Exercise task:
Below are records. Copy every line with "icon" in it.

__________________________________________________

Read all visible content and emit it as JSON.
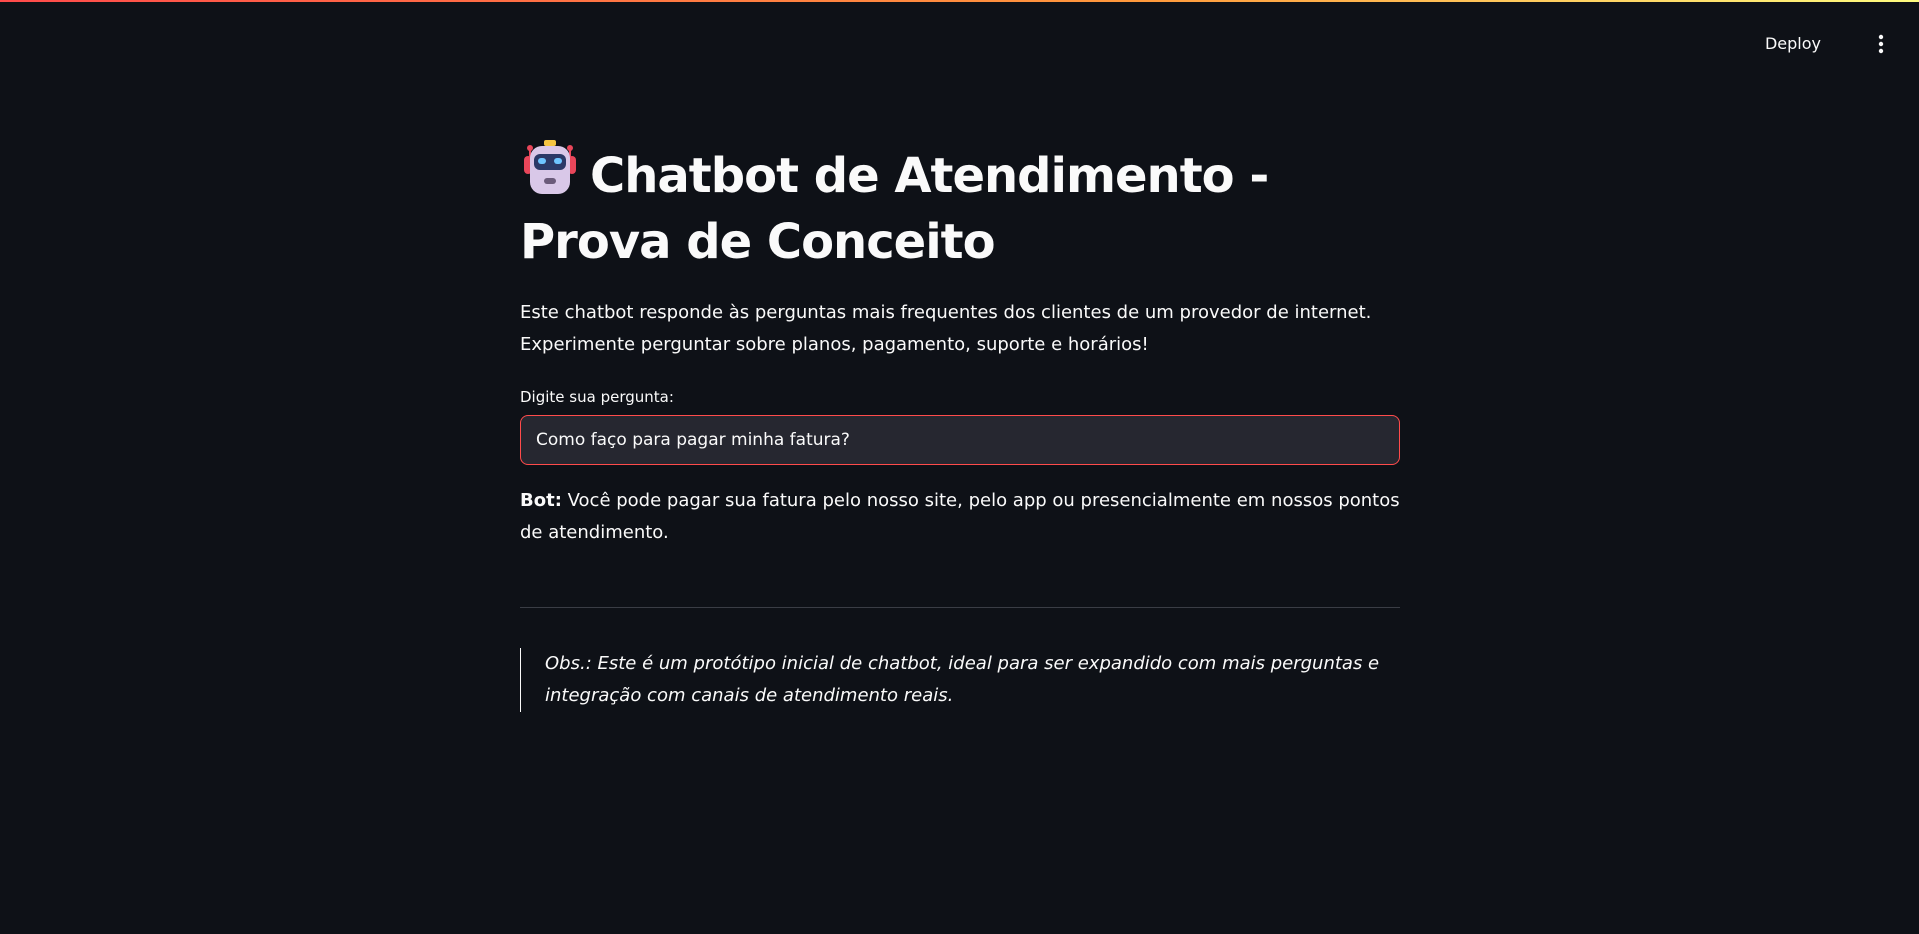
{
  "header": {
    "deploy_label": "Deploy",
    "menu_icon": "more-vertical-icon"
  },
  "colors": {
    "background": "#0e1117",
    "input_background": "#262730",
    "input_border": "#ff4b4b",
    "text": "#fafafa",
    "accent": "#ff4b4b"
  },
  "main": {
    "title_icon": "robot-icon",
    "title": "Chatbot de Atendimento - Prova de Conceito",
    "description": "Este chatbot responde às perguntas mais frequentes dos clientes de um provedor de internet. Experimente perguntar sobre planos, pagamento, suporte e horários!",
    "input_label": "Digite sua pergunta:",
    "input_value": "Como faço para pagar minha fatura?",
    "bot_prefix": "Bot:",
    "bot_answer": "Você pode pagar sua fatura pelo nosso site, pelo app ou presencialmente em nossos pontos de atendimento.",
    "note": "Obs.: Este é um protótipo inicial de chatbot, ideal para ser expandido com mais perguntas e integração com canais de atendimento reais."
  }
}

__________________________________________________

Task output:
    "menu_icon": "more-vertical-icon"
    "title_icon": "robot-icon",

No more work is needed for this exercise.